----- Supplied data -----
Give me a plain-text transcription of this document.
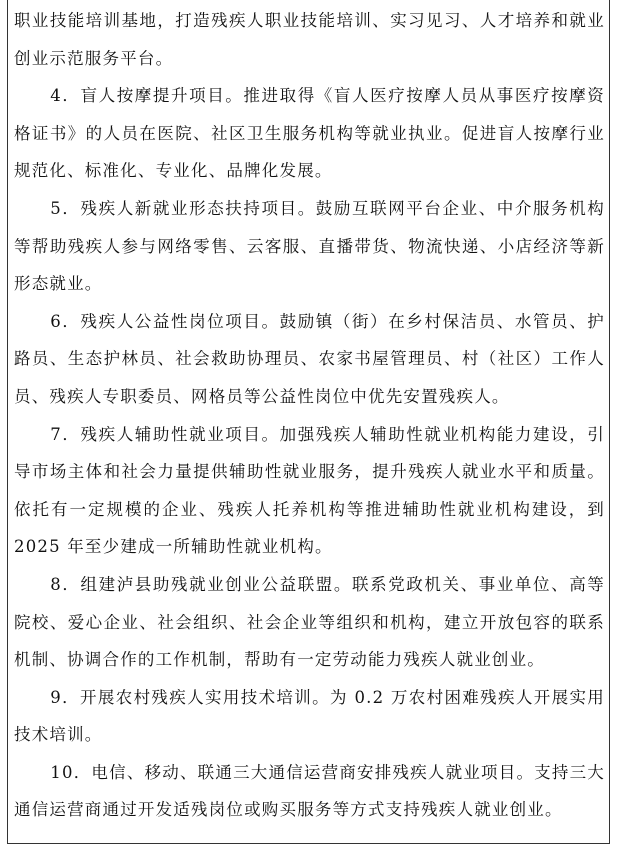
职业技能培训基地，打造残疾人职业技能培训、实习见习、人才培养和就业创业示范服务平台。

4．盲人按摩提升项目。推进取得《盲人医疗按摩人员从事医疗按摩资格证书》的人员在医院、社区卫生服务机构等就业执业。促进盲人按摩行业规范化、标准化、专业化、品牌化发展。

5．残疾人新就业形态扶持项目。鼓励互联网平台企业、中介服务机构等帮助残疾人参与网络零售、云客服、直播带货、物流快递、小店经济等新形态就业。

6．残疾人公益性岗位项目。鼓励镇（街）在乡村保洁员、水管员、护路员、生态护林员、社会救助协理员、农家书屋管理员、村（社区）工作人员、残疾人专职委员、网格员等公益性岗位中优先安置残疾人。

7．残疾人辅助性就业项目。加强残疾人辅助性就业机构能力建设，引导市场主体和社会力量提供辅助性就业服务，提升残疾人就业水平和质量。依托有一定规模的企业、残疾人托养机构等推进辅助性就业机构建设，到 2025 年至少建成一所辅助性就业机构。

8．组建泸县助残就业创业公益联盟。联系党政机关、事业单位、高等院校、爱心企业、社会组织、社会企业等组织和机构，建立开放包容的联系机制、协调合作的工作机制，帮助有一定劳动能力残疾人就业创业。

9．开展农村残疾人实用技术培训。为 0.2 万农村困难残疾人开展实用技术培训。

10．电信、移动、联通三大通信运营商安排残疾人就业项目。支持三大通信运营商通过开发适残岗位或购买服务等方式支持残疾人就业创业。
-----
# Aim
Reproduce the listing word for word and omit its pictures.

# Answer for this exercise
Give me a plain-text transcription of this document.
职业技能培训基地，打造残疾人职业技能培训、实习见习、人才培养和就业创业示范服务平台。

4．盲人按摩提升项目。推进取得《盲人医疗按摩人员从事医疗按摩资格证书》的人员在医院、社区卫生服务机构等就业执业。促进盲人按摩行业规范化、标准化、专业化、品牌化发展。

5．残疾人新就业形态扶持项目。鼓励互联网平台企业、中介服务机构等帮助残疾人参与网络零售、云客服、直播带货、物流快递、小店经济等新形态就业。

6．残疾人公益性岗位项目。鼓励镇（街）在乡村保洁员、水管员、护路员、生态护林员、社会救助协理员、农家书屋管理员、村（社区）工作人员、残疾人专职委员、网格员等公益性岗位中优先安置残疾人。

7．残疾人辅助性就业项目。加强残疾人辅助性就业机构能力建设，引导市场主体和社会力量提供辅助性就业服务，提升残疾人就业水平和质量。依托有一定规模的企业、残疾人托养机构等推进辅助性就业机构建设，到 2025 年至少建成一所辅助性就业机构。

8．组建泸县助残就业创业公益联盟。联系党政机关、事业单位、高等院校、爱心企业、社会组织、社会企业等组织和机构，建立开放包容的联系机制、协调合作的工作机制，帮助有一定劳动能力残疾人就业创业。

9．开展农村残疾人实用技术培训。为 0.2 万农村困难残疾人开展实用技术培训。

10．电信、移动、联通三大通信运营商安排残疾人就业项目。支持三大通信运营商通过开发适残岗位或购买服务等方式支持残疾人就业创业。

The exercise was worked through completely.